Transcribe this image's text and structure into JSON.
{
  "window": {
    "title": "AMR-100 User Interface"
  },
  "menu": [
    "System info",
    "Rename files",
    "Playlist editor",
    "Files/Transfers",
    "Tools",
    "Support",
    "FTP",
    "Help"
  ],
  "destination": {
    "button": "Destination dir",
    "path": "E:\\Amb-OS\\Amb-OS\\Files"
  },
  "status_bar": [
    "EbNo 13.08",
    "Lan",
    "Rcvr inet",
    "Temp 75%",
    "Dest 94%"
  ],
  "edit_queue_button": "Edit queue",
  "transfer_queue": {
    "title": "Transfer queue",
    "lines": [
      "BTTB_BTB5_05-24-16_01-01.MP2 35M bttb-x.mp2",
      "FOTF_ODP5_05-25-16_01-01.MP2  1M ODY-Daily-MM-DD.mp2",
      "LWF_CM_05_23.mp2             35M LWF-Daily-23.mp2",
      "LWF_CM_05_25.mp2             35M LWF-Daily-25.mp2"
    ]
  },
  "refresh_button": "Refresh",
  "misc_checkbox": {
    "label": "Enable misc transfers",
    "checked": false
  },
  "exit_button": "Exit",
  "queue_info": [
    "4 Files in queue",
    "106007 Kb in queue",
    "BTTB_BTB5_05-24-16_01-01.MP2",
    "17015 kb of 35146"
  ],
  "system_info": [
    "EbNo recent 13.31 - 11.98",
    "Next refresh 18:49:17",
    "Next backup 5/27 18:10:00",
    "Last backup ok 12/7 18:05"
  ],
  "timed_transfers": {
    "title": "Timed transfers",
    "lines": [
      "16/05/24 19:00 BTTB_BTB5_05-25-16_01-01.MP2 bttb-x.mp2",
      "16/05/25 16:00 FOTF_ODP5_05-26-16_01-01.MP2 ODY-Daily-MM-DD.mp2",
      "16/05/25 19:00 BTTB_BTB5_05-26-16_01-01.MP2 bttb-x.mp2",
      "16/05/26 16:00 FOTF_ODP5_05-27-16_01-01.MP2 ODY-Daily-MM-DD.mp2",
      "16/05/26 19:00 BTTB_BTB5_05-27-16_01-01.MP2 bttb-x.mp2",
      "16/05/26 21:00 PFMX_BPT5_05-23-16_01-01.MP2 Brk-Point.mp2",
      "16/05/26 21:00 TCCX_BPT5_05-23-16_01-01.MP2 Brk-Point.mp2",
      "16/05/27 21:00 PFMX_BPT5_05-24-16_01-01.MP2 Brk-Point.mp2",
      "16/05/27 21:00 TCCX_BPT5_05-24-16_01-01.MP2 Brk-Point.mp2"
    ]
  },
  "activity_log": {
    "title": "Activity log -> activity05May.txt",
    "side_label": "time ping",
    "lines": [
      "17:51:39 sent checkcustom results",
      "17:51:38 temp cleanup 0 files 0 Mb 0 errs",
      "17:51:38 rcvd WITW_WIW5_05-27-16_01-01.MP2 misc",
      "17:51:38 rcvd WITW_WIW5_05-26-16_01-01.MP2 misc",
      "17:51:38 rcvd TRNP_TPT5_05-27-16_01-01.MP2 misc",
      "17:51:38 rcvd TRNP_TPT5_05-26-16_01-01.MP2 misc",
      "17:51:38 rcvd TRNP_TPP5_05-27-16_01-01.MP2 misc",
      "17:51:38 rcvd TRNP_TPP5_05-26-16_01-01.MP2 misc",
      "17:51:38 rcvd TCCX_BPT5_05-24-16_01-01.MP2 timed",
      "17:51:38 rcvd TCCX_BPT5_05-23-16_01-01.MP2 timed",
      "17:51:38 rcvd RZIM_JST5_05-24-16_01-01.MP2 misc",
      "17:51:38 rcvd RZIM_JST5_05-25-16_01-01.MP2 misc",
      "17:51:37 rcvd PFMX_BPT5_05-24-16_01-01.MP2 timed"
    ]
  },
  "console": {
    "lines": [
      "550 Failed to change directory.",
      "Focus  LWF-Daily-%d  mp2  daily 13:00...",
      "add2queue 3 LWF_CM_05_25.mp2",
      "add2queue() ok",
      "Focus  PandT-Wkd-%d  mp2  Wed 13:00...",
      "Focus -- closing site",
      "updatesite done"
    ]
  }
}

**PROBLEM TO WORK ON**
Make an exact copy of the data above.

**OUTPUT OF THE TASK**
Transcribe this image's text and structure into JSON.
{
  "window": {
    "title": "AMR-100 User Interface"
  },
  "menu": [
    "System info",
    "Rename files",
    "Playlist editor",
    "Files/Transfers",
    "Tools",
    "Support",
    "FTP",
    "Help"
  ],
  "destination": {
    "button": "Destination dir",
    "path": "E:\\Amb-OS\\Amb-OS\\Files"
  },
  "status_bar": [
    "EbNo 13.08",
    "Lan",
    "Rcvr inet",
    "Temp 75%",
    "Dest 94%"
  ],
  "edit_queue_button": "Edit queue",
  "transfer_queue": {
    "title": "Transfer queue",
    "lines": [
      "BTTB_BTB5_05-24-16_01-01.MP2 35M bttb-x.mp2",
      "FOTF_ODP5_05-25-16_01-01.MP2  1M ODY-Daily-MM-DD.mp2",
      "LWF_CM_05_23.mp2             35M LWF-Daily-23.mp2",
      "LWF_CM_05_25.mp2             35M LWF-Daily-25.mp2"
    ]
  },
  "refresh_button": "Refresh",
  "misc_checkbox": {
    "label": "Enable misc transfers",
    "checked": false
  },
  "exit_button": "Exit",
  "queue_info": [
    "4 Files in queue",
    "106007 Kb in queue",
    "BTTB_BTB5_05-24-16_01-01.MP2",
    "17015 kb of 35146"
  ],
  "system_info": [
    "EbNo recent 13.31 - 11.98",
    "Next refresh 18:49:17",
    "Next backup 5/27 18:10:00",
    "Last backup ok 12/7 18:05"
  ],
  "timed_transfers": {
    "title": "Timed transfers",
    "lines": [
      "16/05/24 19:00 BTTB_BTB5_05-25-16_01-01.MP2 bttb-x.mp2",
      "16/05/25 16:00 FOTF_ODP5_05-26-16_01-01.MP2 ODY-Daily-MM-DD.mp2",
      "16/05/25 19:00 BTTB_BTB5_05-26-16_01-01.MP2 bttb-x.mp2",
      "16/05/26 16:00 FOTF_ODP5_05-27-16_01-01.MP2 ODY-Daily-MM-DD.mp2",
      "16/05/26 19:00 BTTB_BTB5_05-27-16_01-01.MP2 bttb-x.mp2",
      "16/05/26 21:00 PFMX_BPT5_05-23-16_01-01.MP2 Brk-Point.mp2",
      "16/05/26 21:00 TCCX_BPT5_05-23-16_01-01.MP2 Brk-Point.mp2",
      "16/05/27 21:00 PFMX_BPT5_05-24-16_01-01.MP2 Brk-Point.mp2",
      "16/05/27 21:00 TCCX_BPT5_05-24-16_01-01.MP2 Brk-Point.mp2"
    ]
  },
  "activity_log": {
    "title": "Activity log -> activity05May.txt",
    "side_label": "time ping",
    "lines": [
      "17:51:39 sent checkcustom results",
      "17:51:38 temp cleanup 0 files 0 Mb 0 errs",
      "17:51:38 rcvd WITW_WIW5_05-27-16_01-01.MP2 misc",
      "17:51:38 rcvd WITW_WIW5_05-26-16_01-01.MP2 misc",
      "17:51:38 rcvd TRNP_TPT5_05-27-16_01-01.MP2 misc",
      "17:51:38 rcvd TRNP_TPT5_05-26-16_01-01.MP2 misc",
      "17:51:38 rcvd TRNP_TPP5_05-27-16_01-01.MP2 misc",
      "17:51:38 rcvd TRNP_TPP5_05-26-16_01-01.MP2 misc",
      "17:51:38 rcvd TCCX_BPT5_05-24-16_01-01.MP2 timed",
      "17:51:38 rcvd TCCX_BPT5_05-23-16_01-01.MP2 timed",
      "17:51:38 rcvd RZIM_JST5_05-24-16_01-01.MP2 misc",
      "17:51:38 rcvd RZIM_JST5_05-25-16_01-01.MP2 misc",
      "17:51:37 rcvd PFMX_BPT5_05-24-16_01-01.MP2 timed"
    ]
  },
  "console": {
    "lines": [
      "550 Failed to change directory.",
      "Focus  LWF-Daily-%d  mp2  daily 13:00...",
      "add2queue 3 LWF_CM_05_25.mp2",
      "add2queue() ok",
      "Focus  PandT-Wkd-%d  mp2  Wed 13:00...",
      "Focus -- closing site",
      "updatesite done"
    ]
  }
}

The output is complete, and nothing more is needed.